→ WRITTEN REQUEST 1
According to the connector description, what is the cutoff frequency of the low-pass filter enabled by the solder jumper?
→ WRITTEN REQUEST 2
In the connector description, turn the paragraph beginning "1-Wire header connector." into a short bulleted list that keeps its main facts.
→ WRITTEN REQUEST 3
Extend the connector description beyond its final sentence.

HALMET isolation barrier. The input connectors are isolated from the rest of the board, meaning that they do not share a common ground with the rest of the board.
Connectors
SH-RPi connectors, top side.
SH-RPi connectors, bottom side.
Top Side Connectors
NMEA 2000 connector. The connector is a 4-pin Phoenix MC 3.81 compatible pluggable terminal block. The connector is used for connecting the board to a NMEA 2000 network and for powering the board.
1-Wire header connector. The 1-Wire header can be used to connect 1-Wire sensors to the board. The connector is a 3-pin 2.54 mm pitch header. The header is not installed on the board by default because it can interfere with enclosure panel connector placement.
I2C header connector. The I2C header can be used to connect I2C sensors to the board. The connector is a 4-pin 2.54 mm pitch header.
Micro USB connector. The connector is used for programming and debugging the board.
Unpopulated pads for the reset (EN) and boot (IO0) signals.
GPIO header. The GPIO header is a 2x10 pin 2.54 mm pitch header. The header breaks out available ESP32 GPIO pins and can also be used as a JTAG header.
Isolated area power header. The header can be used to power external devices from the isolated section 3V3 and GND.
Jumper header contacts for the constant-current source (CCS) for the analog inputs. The constant-current source can be enabled by shorting the jumper contacts.
Analog input connectors. The connectors are 2-pin Phoenix MC 3.81 compatible pluggable terminal blocks. The connectors are used for connecting analog sensors to the board.
Digital input connectors. The connectors are 2-pin Phoenix MC 3.81 compatible pluggable terminal blocks. The connectors are used for connecting digital sensors to the board.
Bottom Side Connectors
CAN terminator solder jumper. The jumper can be shorted to enable the 120 ohm termination resistor for the CAN bus. Do not use the termination resistor with NMEA 2000 networks.
Low-pass filter solder jumper. The jumper can be shorted to enable a low-pass filter on the respective analog input. The filter has a cutoff frequency of 2.3 kHz. The filter can be used for example for reducing noise ina tachometer signal.
Pull-down resistor solder jumper. The jumper can be shorted to enable a 100 kohm pull-down resistor on the respective digital input. The pull-down resistor can be used to read a normally open switch which is pulled high when closed.

→ ROWS
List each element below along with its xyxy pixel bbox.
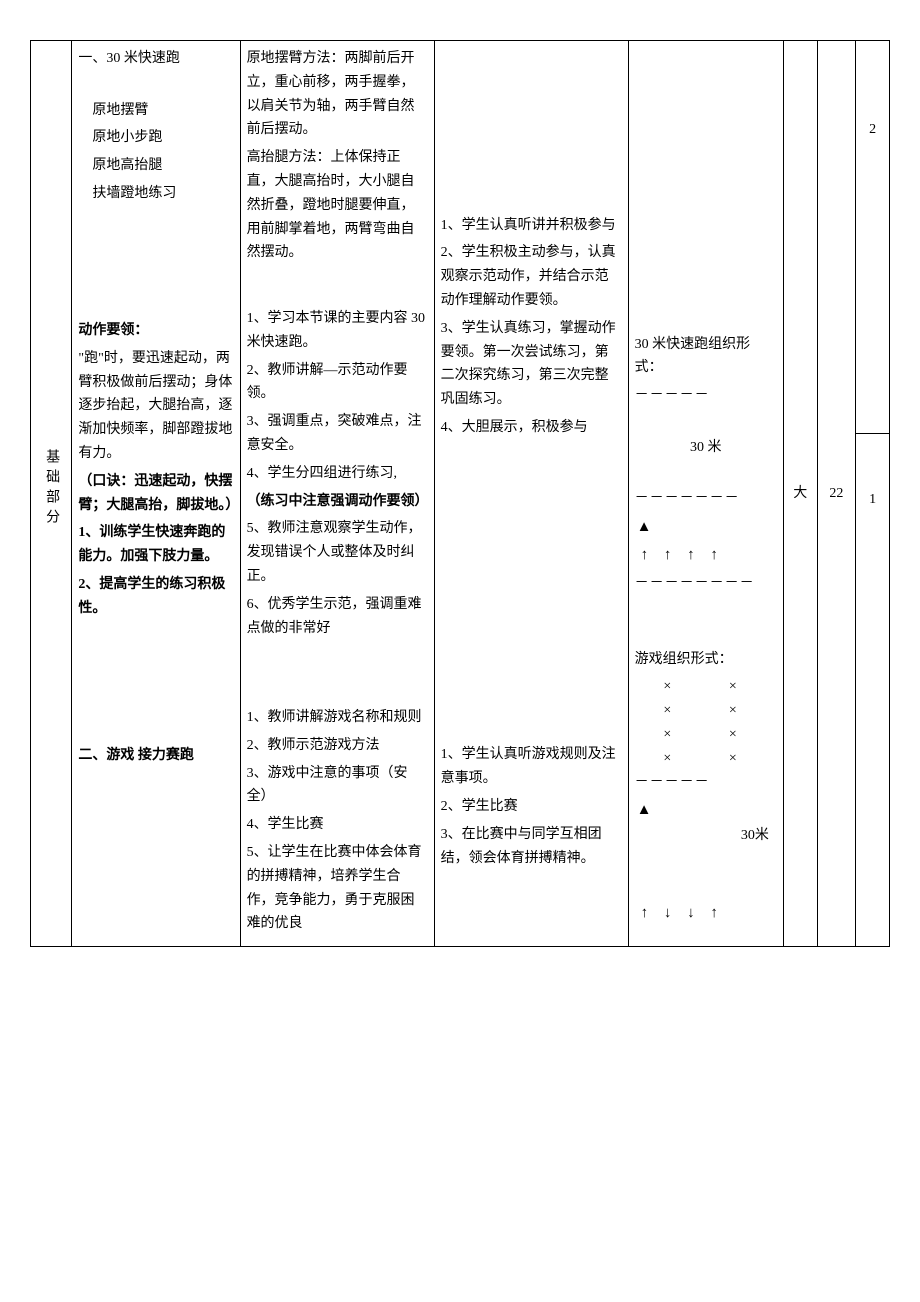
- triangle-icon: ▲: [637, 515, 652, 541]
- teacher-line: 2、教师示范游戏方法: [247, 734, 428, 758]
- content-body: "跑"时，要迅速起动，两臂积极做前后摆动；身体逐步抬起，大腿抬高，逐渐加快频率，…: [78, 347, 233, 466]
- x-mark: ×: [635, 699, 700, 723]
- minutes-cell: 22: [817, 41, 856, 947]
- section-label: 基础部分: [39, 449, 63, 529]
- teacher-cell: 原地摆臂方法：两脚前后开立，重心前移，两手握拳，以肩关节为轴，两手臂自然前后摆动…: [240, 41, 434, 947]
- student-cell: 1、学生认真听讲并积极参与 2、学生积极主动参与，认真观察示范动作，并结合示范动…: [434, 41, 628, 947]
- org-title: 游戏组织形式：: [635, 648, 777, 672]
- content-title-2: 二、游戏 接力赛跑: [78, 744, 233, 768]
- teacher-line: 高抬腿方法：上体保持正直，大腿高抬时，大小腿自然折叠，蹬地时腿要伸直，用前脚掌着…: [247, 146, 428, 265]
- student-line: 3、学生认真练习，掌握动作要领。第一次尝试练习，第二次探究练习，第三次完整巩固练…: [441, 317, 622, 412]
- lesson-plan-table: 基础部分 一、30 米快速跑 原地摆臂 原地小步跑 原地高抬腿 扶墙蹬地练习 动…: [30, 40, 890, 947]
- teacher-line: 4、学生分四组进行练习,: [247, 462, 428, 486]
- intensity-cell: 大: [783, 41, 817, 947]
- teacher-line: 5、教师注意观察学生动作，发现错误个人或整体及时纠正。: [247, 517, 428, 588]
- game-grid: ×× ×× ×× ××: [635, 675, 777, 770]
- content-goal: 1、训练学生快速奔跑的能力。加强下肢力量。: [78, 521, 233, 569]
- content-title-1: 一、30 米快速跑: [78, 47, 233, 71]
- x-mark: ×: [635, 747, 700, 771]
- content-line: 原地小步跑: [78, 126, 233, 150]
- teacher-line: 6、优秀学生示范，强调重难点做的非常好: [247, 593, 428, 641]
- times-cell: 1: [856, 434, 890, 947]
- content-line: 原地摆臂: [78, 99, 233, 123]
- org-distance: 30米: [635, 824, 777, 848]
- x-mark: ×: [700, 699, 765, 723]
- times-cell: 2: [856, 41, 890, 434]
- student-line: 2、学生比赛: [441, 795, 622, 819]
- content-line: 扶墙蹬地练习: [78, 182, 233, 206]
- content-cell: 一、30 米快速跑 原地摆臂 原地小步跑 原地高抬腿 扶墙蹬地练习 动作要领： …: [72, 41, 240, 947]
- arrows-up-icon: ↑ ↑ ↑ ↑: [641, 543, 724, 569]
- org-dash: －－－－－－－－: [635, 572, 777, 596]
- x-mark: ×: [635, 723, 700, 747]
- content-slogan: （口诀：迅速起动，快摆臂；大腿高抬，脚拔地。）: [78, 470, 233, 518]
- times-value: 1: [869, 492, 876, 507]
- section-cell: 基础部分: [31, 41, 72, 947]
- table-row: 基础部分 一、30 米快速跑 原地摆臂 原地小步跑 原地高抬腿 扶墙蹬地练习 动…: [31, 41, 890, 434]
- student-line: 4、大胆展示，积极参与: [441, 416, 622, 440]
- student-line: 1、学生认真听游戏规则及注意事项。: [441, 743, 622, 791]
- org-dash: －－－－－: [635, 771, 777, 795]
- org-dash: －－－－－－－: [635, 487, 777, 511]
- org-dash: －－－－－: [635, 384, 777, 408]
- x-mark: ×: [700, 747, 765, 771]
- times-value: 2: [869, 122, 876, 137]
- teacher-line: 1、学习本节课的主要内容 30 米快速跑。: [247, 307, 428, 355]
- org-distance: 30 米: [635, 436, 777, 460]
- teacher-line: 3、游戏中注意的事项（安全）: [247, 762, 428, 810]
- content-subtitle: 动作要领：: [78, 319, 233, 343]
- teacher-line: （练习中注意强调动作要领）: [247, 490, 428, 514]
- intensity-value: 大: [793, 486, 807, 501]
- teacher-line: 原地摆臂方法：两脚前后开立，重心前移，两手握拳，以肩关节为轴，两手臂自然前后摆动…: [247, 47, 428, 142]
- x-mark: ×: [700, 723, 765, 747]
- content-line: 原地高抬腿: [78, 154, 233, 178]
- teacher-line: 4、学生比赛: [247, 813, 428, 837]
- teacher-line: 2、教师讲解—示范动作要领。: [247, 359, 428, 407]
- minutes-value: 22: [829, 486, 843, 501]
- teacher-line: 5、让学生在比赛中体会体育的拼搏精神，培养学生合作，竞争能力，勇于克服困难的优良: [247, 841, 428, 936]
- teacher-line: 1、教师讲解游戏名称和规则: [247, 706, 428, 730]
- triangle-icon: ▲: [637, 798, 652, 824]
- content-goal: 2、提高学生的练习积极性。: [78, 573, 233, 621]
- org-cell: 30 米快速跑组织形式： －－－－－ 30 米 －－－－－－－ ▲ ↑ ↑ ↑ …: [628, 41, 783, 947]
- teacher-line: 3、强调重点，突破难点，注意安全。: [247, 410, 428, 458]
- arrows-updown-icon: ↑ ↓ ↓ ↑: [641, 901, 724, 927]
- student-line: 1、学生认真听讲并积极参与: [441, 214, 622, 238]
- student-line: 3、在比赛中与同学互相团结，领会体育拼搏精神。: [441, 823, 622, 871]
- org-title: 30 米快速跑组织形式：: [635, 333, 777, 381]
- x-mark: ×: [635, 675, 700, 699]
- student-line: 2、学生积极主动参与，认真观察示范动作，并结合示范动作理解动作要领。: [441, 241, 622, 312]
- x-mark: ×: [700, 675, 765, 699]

==

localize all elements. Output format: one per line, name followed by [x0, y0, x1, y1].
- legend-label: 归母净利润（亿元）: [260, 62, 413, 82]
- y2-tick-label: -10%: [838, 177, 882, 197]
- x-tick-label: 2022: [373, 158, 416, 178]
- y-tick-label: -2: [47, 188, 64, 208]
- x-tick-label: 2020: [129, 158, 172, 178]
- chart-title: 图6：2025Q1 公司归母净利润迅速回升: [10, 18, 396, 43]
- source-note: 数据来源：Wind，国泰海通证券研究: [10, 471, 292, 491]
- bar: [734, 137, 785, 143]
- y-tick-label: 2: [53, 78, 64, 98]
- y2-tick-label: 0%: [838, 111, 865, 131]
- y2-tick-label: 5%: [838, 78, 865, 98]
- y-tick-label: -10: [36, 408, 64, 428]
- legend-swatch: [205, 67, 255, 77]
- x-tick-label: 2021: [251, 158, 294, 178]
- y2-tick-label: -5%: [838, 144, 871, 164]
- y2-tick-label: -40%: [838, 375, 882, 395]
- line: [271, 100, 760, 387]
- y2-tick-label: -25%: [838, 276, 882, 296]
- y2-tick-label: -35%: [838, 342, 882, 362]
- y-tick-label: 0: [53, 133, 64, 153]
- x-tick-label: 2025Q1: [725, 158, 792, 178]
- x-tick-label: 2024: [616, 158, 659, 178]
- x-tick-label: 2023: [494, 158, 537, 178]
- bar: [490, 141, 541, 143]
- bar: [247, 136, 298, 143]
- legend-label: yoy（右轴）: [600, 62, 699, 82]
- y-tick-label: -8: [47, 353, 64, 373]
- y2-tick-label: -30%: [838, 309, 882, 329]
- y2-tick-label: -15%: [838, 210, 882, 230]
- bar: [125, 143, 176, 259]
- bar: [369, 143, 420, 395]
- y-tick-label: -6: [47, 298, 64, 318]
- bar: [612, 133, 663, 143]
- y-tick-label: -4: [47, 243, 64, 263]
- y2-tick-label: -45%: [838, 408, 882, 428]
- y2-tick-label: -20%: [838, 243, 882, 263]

→ RESULT 1
2.3 kHz.

→ RESULT 2
- Purpose: connects 1-Wire sensors to the board
- Type: 3-pin header with 2.54 mm pitch
- Not installed by default, since it can interfere with enclosure panel connector placement

→ RESULT 3
Pull-up resistor solder jumper. The jumper can be shorted to enable a 100 kohm pull-up resistor on the respective digital input. The pull-up resistor can be used to read a normally closed switch which is pulled low when closed.
ADS1115 I2C address selection solder jumpers. The jumpers can be shorted to select the I2C address of the ADS1115 ADC. The jumpers are used to avoid address conflicts when multiple ADS1115 ADCs are connected to the same I2C bus. The pads can also be used to connect additional I2C devices to the isolated board area.
GPIO Reference
HALMET reserves a number of GPIO pins for the input peripherals. Available GPIO pins are broken out to the 2x10 pin GPIO header. The following table lists the GPIO pins and their functions.
| GPIO | Function | Notes |
|---|---|---|
| 0 | Boot button | Enter bootloader when pulled low |
| 1 | TXD0 | Transmit data to USB |
| 2 | LED | Onboard red LED |
| 3 | RXD0 | Receive data from USB |
| 4 | 1-Wire DQ | 1-Wire data line |
| 5 | - | Available on the GPIO header |
| 12 | - / TDI | Available on the GPIO header. Optionally: JTAG TDI |
| 13 | - / TCK | Available on the GPIO header. Optionally: JTAG TCK |
| 14 | - / TMS | Available on the GPIO header. Optionally: JTAG TMS |
| 15 | - / TDO | Available on the GPIO header. Optionally: JTAG TDO |
| 16 | - | Available on the GPIO header |
| 17 | - | Available on the GPIO header |
| 18 | CAN RX | Receive from NMEA 2000 |
| 19 | CAN TX | Transmit to NMEA 2000 |
| 21 | I2C SDA | I2C data line. Used for analog input |
| 22 | I2C SCL | I2C clock line. Used for analog inputs |
| 23 | DI1 | Digital Input 1 |
| 25 | DI2 | Digital Input 2 |
| 27 | DI3 | Digital Input 3 |
| 26 | DI4 | Digital Input 4 |
| 32 | - | Available on the GPIO header |
| 33 | - | Available on the GPIO header |
| 34 | - | Available on the GPIO header |
| 35 | - | Available on the GPIO header |
| 36 (VP) | Input only | Available on the GPIO header |
| 39 (VN) | Input only | Available on the GPIO header |
Power Supply
The permitted voltage input range on the board is 5-32 V. Typical current consumption is 90 mA at 12 V with the WiFi module active (corresponds to 1.1 W).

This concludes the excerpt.